§ **Stated exercise 1**
Translate the sentence "Any idea why this happens?" from the shell scripting question into Spanish.

§ **Text passage**
Doing a basic shell script I'm having trouble with getting the length of a file with curl and later dividing it, and the text:
syntax error: invalid token operator (error token is"
keeps appearing.
Simplified code would be:
head=$(curl -sI $dir | awk '/Content-Lenth/{print $2}')
res=$(($head/3))
I've been reading solutions to similar problems and they said removing the \r that the variable is probably having at its end, so I put this in the middle of the two lines, but the problem is still there:
head=${head//\r}
Any idea why this happens? Is it because of an \r character at the end? If it's the case, how to remove it?
I was able to reproduce your issue, which for me was indeed caused by a carriage return at the end of the value of $head. That arises from the HTTP protocol specification: HTTP uses carriage return / newline sequences as line terminators (like DOS and Windows), and awk will not recognize the carriage return as whitespace.
Your attempt to remove the carriage return ...

§ **Data supplied**

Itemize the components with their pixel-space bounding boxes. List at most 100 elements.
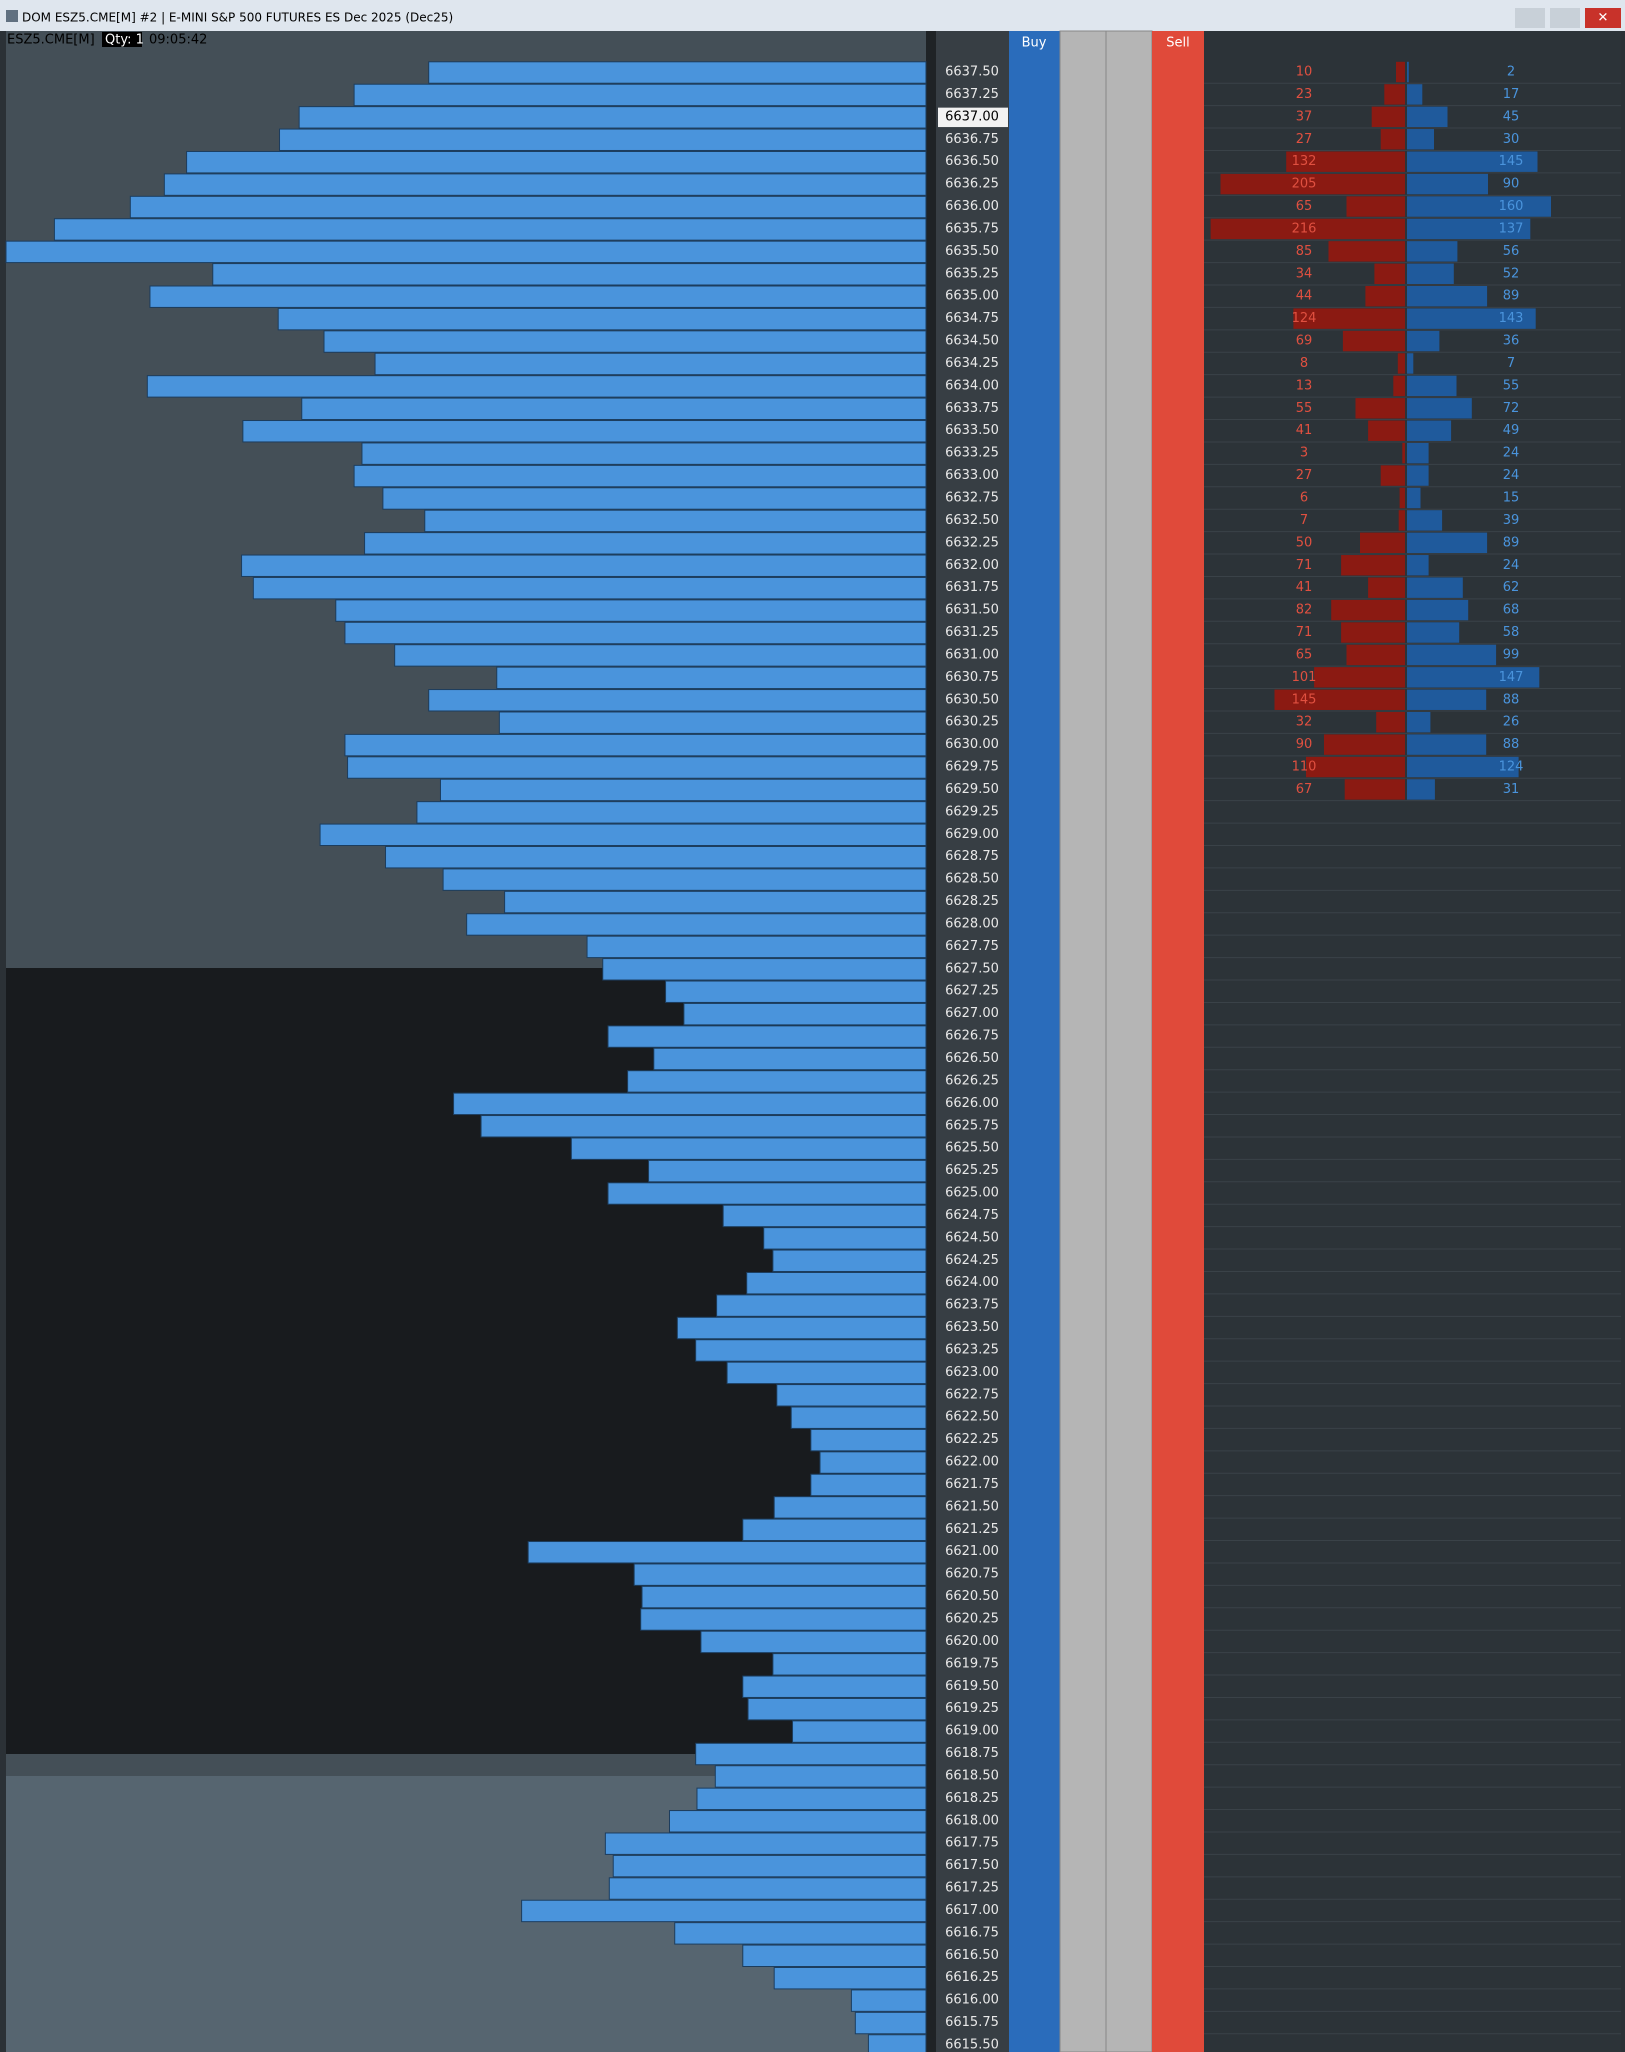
profile-bar [496,666,927,690]
profile-bar [212,263,927,286]
profile-bar [612,1854,927,1878]
buy-volume-bar [1407,779,1435,800]
buy-volume-bar [1407,151,1538,172]
profile-bar [319,823,927,847]
profile-bar [714,1765,927,1788]
price: 6623.50 [945,1320,999,1335]
sell-volume-bar [1380,465,1405,486]
profile-bar [641,1585,927,1609]
sell-volume-bar [1346,196,1405,217]
profile-bar [772,1249,927,1272]
buy-volume: 88 [1503,737,1520,752]
price: 6619.75 [945,1656,999,1671]
buy-volume: 90 [1503,177,1520,192]
price: 6627.25 [945,984,999,999]
price: 6621.25 [945,1522,999,1537]
buy-volume: 52 [1503,266,1520,281]
sell-volume: 41 [1296,423,1313,438]
sell-volume-bar [1371,106,1405,128]
price: 6618.75 [945,1746,999,1761]
sell-volume: 90 [1296,737,1313,752]
buy-volume-bar [1407,353,1414,374]
buy-volume: 89 [1503,289,1520,304]
sell-volume-bar [1355,398,1405,419]
buy-volume-bar [1407,667,1540,688]
profile-bar [867,2034,927,2052]
profile-bar [854,2011,927,2035]
sell-volume: 32 [1296,715,1313,730]
buy-volume: 31 [1503,782,1520,797]
sell-volume: 44 [1296,289,1313,304]
buy-volume-bar [1407,465,1429,486]
sell-volume: 55 [1296,401,1313,416]
sell-volume-bar [1331,599,1405,621]
profile-bar [810,1428,927,1452]
buy-volume-bar [1407,308,1536,329]
profile-bar [279,128,927,151]
qty[interactable]: Qty: 1 [105,33,144,48]
price: 6632.75 [945,490,999,505]
minimize-button[interactable] [1515,8,1545,28]
price: 6624.00 [945,1275,999,1290]
buy-volume-bar [1407,173,1488,195]
clock: 09:05:42 [149,33,207,48]
buy-volume: 30 [1503,132,1520,147]
price: 6622.50 [945,1410,999,1425]
price: 6620.75 [945,1567,999,1582]
profile-bar [716,1294,927,1317]
sell-header: Sell [1166,36,1189,51]
sell-volume-bar [1341,555,1405,576]
sell-volume: 110 [1292,760,1317,775]
price: 6628.50 [945,872,999,887]
maximize-button[interactable] [1550,8,1580,28]
buy-volume: 24 [1503,446,1520,461]
sell-volume: 13 [1296,378,1313,393]
buy-volume-bar [1407,734,1487,755]
price: 6616.25 [945,1970,999,1985]
profile-bar [416,801,927,824]
close-icon: ✕ [1598,11,1609,26]
sell-column[interactable] [1152,31,1204,2052]
buy-volume: 26 [1503,715,1520,730]
profile-bar [633,1563,927,1586]
sell-volume: 132 [1292,154,1317,169]
profile-bar [850,1989,927,2012]
buy-volume: 39 [1503,513,1520,528]
buy-volume: 99 [1503,647,1520,662]
profile-bar [252,576,927,600]
profile-bar [674,1922,927,1945]
sell-volume-bar [1274,689,1405,710]
profile-bar [700,1630,927,1654]
price: 6636.75 [945,132,999,147]
price: 6628.00 [945,916,999,931]
profile-bar [382,487,927,510]
price: 6629.25 [945,804,999,819]
profile-bar [364,532,927,555]
price: 6627.75 [945,939,999,954]
close-button[interactable] [1585,8,1621,28]
price: 6628.75 [945,849,999,864]
price-column [936,31,1009,2052]
buy-volume-bar [1407,510,1443,531]
profile-bar [776,1384,927,1407]
sell-volume-bar [1293,308,1405,329]
price: 6623.00 [945,1365,999,1380]
price: 6621.50 [945,1499,999,1514]
profile-bar [695,1742,927,1766]
price: 6618.50 [945,1768,999,1783]
profile-bar [129,195,927,219]
buy-volume-bar [1407,241,1458,262]
app-icon [6,10,18,22]
profile-bar [344,733,927,757]
price: 6629.75 [945,760,999,775]
profile-bar [466,913,927,936]
profile-bar [146,375,927,398]
price: 6629.50 [945,782,999,797]
sell-volume: 124 [1292,311,1317,326]
price: 6632.00 [945,558,999,573]
price: 6619.50 [945,1679,999,1694]
sell-volume-bar [1344,779,1405,800]
buy-column[interactable] [1009,31,1060,2052]
sell-volume: 71 [1296,558,1313,573]
price: 6636.25 [945,177,999,192]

§ **Stated exercise 2**
Lay out everything in the records from the line that contains "profile-bar [496,666,927,690]" down to the line that contains "buy-volume: 52 [1503,266,1520,281]" as a Markdown table with the columns Row and Record line, leaving out any blank lines.

§ **Expected output 1**
¿Alguna idea de por qué ocurre esto?

§ **Expected output 2**
| Row | Record line |
|---|---|
| 1 | profile-bar [496,666,927,690] |
| 2 | profile-bar [212,263,927,286] |
| 3 | profile-bar [612,1854,927,1878] |
| 4 | buy-volume-bar [1407,779,1435,800] |
| 5 | buy-volume-bar [1407,151,1538,172] |
| 6 | profile-bar [319,823,927,847] |
| 7 | profile-bar [714,1765,927,1788] |
| 8 | price: 6623.50 [945,1320,999,1335] |
| 9 | sell-volume-bar [1380,465,1405,486] |
| 10 | profile-bar [641,1585,927,1609] |
| 11 | sell-volume-bar [1346,196,1405,217] |
| 12 | profile-bar [772,1249,927,1272] |
| 13 | buy-volume: 88 [1503,737,1520,752] |
| 14 | price: 6619.75 [945,1656,999,1671] |
| 15 | buy-volume: 90 [1503,177,1520,192] |
| 16 | price: 6627.25 [945,984,999,999] |
| 17 | price: 6621.25 [945,1522,999,1537] |
| 18 | buy-volume: 52 [1503,266,1520,281] |